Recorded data
-- Begin --

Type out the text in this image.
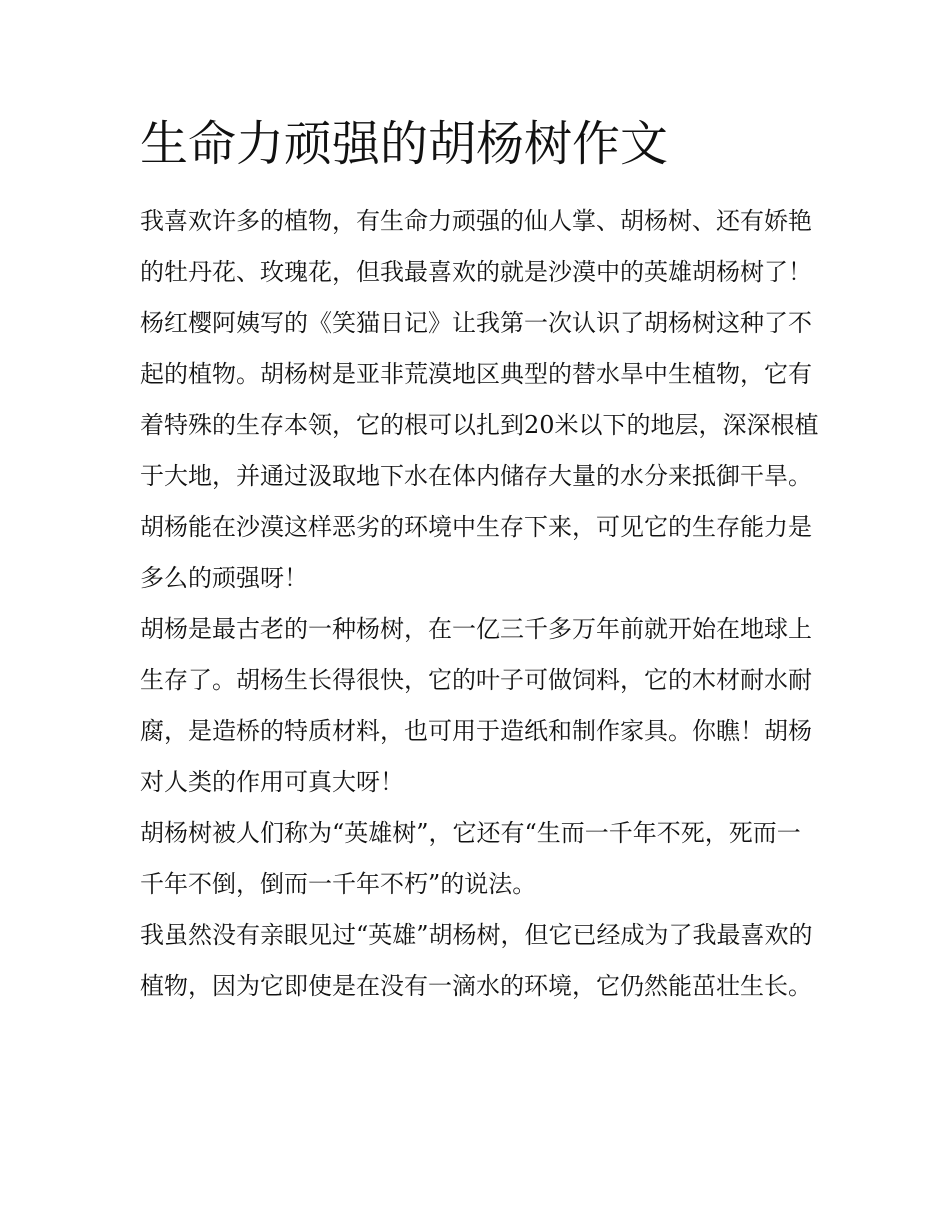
生命力顽强的胡杨树作文

我喜欢许多的植物，有生命力顽强的仙人掌、胡杨树、还有娇艳的牡丹花、玫瑰花，但我最喜欢的就是沙漠中的英雄胡杨树了！

杨红樱阿姨写的《笑猫日记》让我第一次认识了胡杨树这种了不起的植物。胡杨树是亚非荒漠地区典型的替水旱中生植物，它有着特殊的生存本领，它的根可以扎到20米以下的地层，深深根植于大地，并通过汲取地下水在体内储存大量的水分来抵御干旱。胡杨能在沙漠这样恶劣的环境中生存下来，可见它的生存能力是多么的顽强呀！

胡杨是最古老的一种杨树，在一亿三千多万年前就开始在地球上生存了。胡杨生长得很快，它的叶子可做饲料，它的木材耐水耐腐，是造桥的特质材料，也可用于造纸和制作家具。你瞧！胡杨对人类的作用可真大呀！

胡杨树被人们称为“英雄树”，它还有“生而一千年不死，死而一千年不倒，倒而一千年不朽”的说法。

我虽然没有亲眼见过“英雄”胡杨树，但它已经成为了我最喜欢的植物，因为它即使是在没有一滴水的环境，它仍然能茁壮生长。
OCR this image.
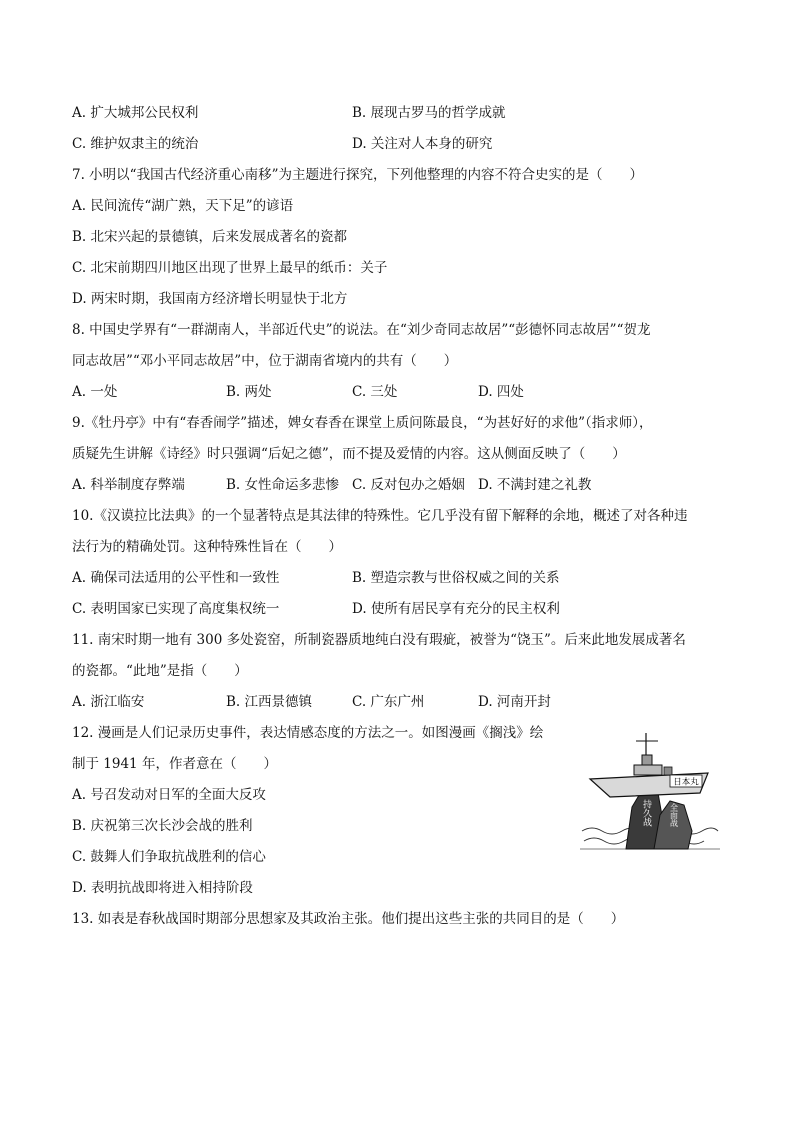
A. 扩大城邦公民权利	B. 展现古罗马的哲学成就
C. 维护奴隶主的统治	D. 关注对人本身的研究
7. 小明以“我国古代经济重心南移”为主题进行探究，下列他整理的内容不符合史实的是（　　）
A. 民间流传“湖广熟，天下足”的谚语
B. 北宋兴起的景德镇，后来发展成著名的瓷都
C. 北宋前期四川地区出现了世界上最早的纸币：关子
D. 两宋时期，我国南方经济增长明显快于北方
8. 中国史学界有“一群湖南人，半部近代史”的说法。在“刘少奇同志故居”“彭德怀同志故居”“贺龙
同志故居”“邓小平同志故居”中，位于湖南省境内的共有（　　）
A. 一处	B. 两处	C. 三处	D. 四处
9.《牡丹亭》中有“春香闹学”描述，婢女春香在课堂上质问陈最良，“为甚好好的求他”（指求师），
质疑先生讲解《诗经》时只强调“后妃之德”，而不提及爱情的内容。这从侧面反映了（　　）
A. 科举制度存弊端	B. 女性命运多悲惨 C. 反对包办之婚姻 D. 不满封建之礼教
10.《汉谟拉比法典》的一个显著特点是其法律的特殊性。它几乎没有留下解释的余地，概述了对各种违
法行为的精确处罚。这种特殊性旨在（　　）
A. 确保司法适用的公平性和一致性	B. 塑造宗教与世俗权威之间的关系
C. 表明国家已实现了高度集权统一	D. 使所有居民享有充分的民主权利
11. 南宋时期一地有 300 多处瓷窑，所制瓷器质地纯白没有瑕疵，被誉为“饶玉”。后来此地发展成著名
的瓷都。“此地”是指（　　）
A. 浙江临安	B. 江西景德镇	C. 广东广州	D. 河南开封
12. 漫画是人们记录历史事件，表达情感态度的方法之一。如图漫画《搁浅》绘
制于 1941 年，作者意在（　　）
A. 号召发动对日军的全面大反攻
B. 庆祝第三次长沙会战的胜利
C. 鼓舞人们争取抗战胜利的信心
D. 表明抗战即将进入相持阶段
日本丸
持久战 全面战
13. 如表是春秋战国时期部分思想家及其政治主张。他们提出这些主张的共同目的是（　　）
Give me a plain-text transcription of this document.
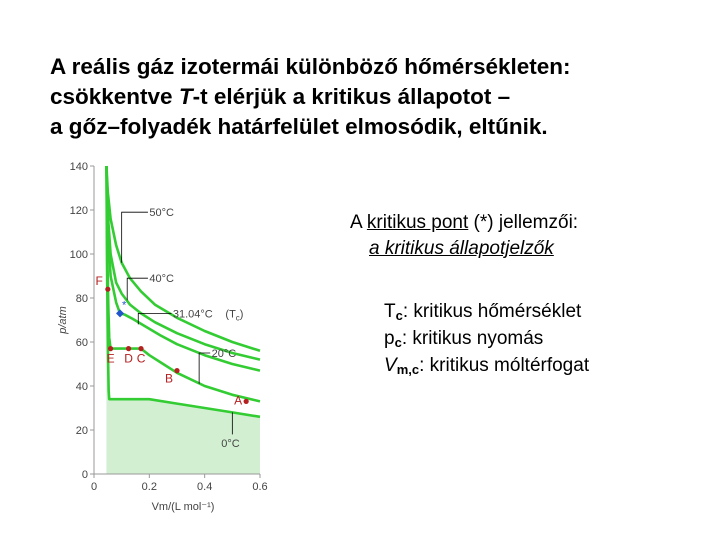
A reális gáz izotermái különböző hőmérsékleten:
csökkentve T-t elérjük a kritikus állapotot –
a gőz–folyadék határfelület elmosódik, eltűnik.
0
20
40
60
80
100
120
140
0	0.2	0.4	0.6
p/atm
Vm/(L mol⁻¹)
50°C
40°C
31.04°C $(T_c)$
20°C
0°C
F
E D C
B
A
*
A kritikus pont (*) jellemzői:
a kritikus állapotjelzők
$T_c$: kritikus hőmérséklet
$p_c$: kritikus nyomás
$V_{m,c}$: kritikus móltérfogat
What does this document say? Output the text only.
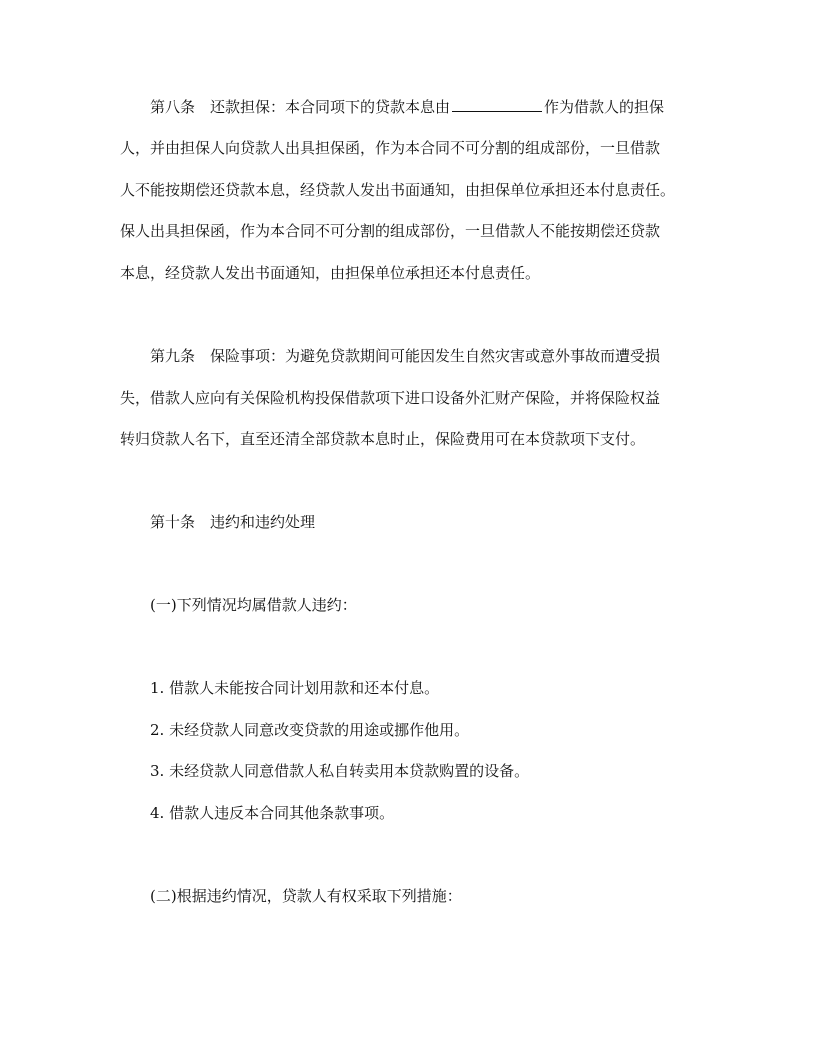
第八条　还款担保：本合同项下的贷款本息由	作为借款人的担保
人，并由担保人向贷款人出具担保函，作为本合同不可分割的组成部份，一旦借款
人不能按期偿还贷款本息，经贷款人发出书面通知，由担保单位承担还本付息责任。
保人出具担保函，作为本合同不可分割的组成部份，一旦借款人不能按期偿还贷款
本息，经贷款人发出书面通知，由担保单位承担还本付息责任。
第九条　保险事项：为避免贷款期间可能因发生自然灾害或意外事故而遭受损
失，借款人应向有关保险机构投保借款项下进口设备外汇财产保险，并将保险权益
转归贷款人名下，直至还清全部贷款本息时止，保险费用可在本贷款项下支付。
第十条　违约和违约处理
(一)下列情况均属借款人违约：
1. 借款人未能按合同计划用款和还本付息。
2. 未经贷款人同意改变贷款的用途或挪作他用。
3. 未经贷款人同意借款人私自转卖用本贷款购置的设备。
4. 借款人违反本合同其他条款事项。
(二)根据违约情况，贷款人有权采取下列措施：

-- End --

→ **DIRECTION**
Starting at the line that contains "What does this", restate each line verbatim through the final line of the listing, skipping all pictures.

→ **RESULT BELOW**
What does this document say? Output the text only.
第八条　还款担保：本合同项下的贷款本息由	作为借款人的担保
人，并由担保人向贷款人出具担保函，作为本合同不可分割的组成部份，一旦借款
人不能按期偿还贷款本息，经贷款人发出书面通知，由担保单位承担还本付息责任。
保人出具担保函，作为本合同不可分割的组成部份，一旦借款人不能按期偿还贷款
本息，经贷款人发出书面通知，由担保单位承担还本付息责任。
第九条　保险事项：为避免贷款期间可能因发生自然灾害或意外事故而遭受损
失，借款人应向有关保险机构投保借款项下进口设备外汇财产保险，并将保险权益
转归贷款人名下，直至还清全部贷款本息时止，保险费用可在本贷款项下支付。
第十条　违约和违约处理
(一)下列情况均属借款人违约：
1. 借款人未能按合同计划用款和还本付息。
2. 未经贷款人同意改变贷款的用途或挪作他用。
3. 未经贷款人同意借款人私自转卖用本贷款购置的设备。
4. 借款人违反本合同其他条款事项。
(二)根据违约情况，贷款人有权采取下列措施：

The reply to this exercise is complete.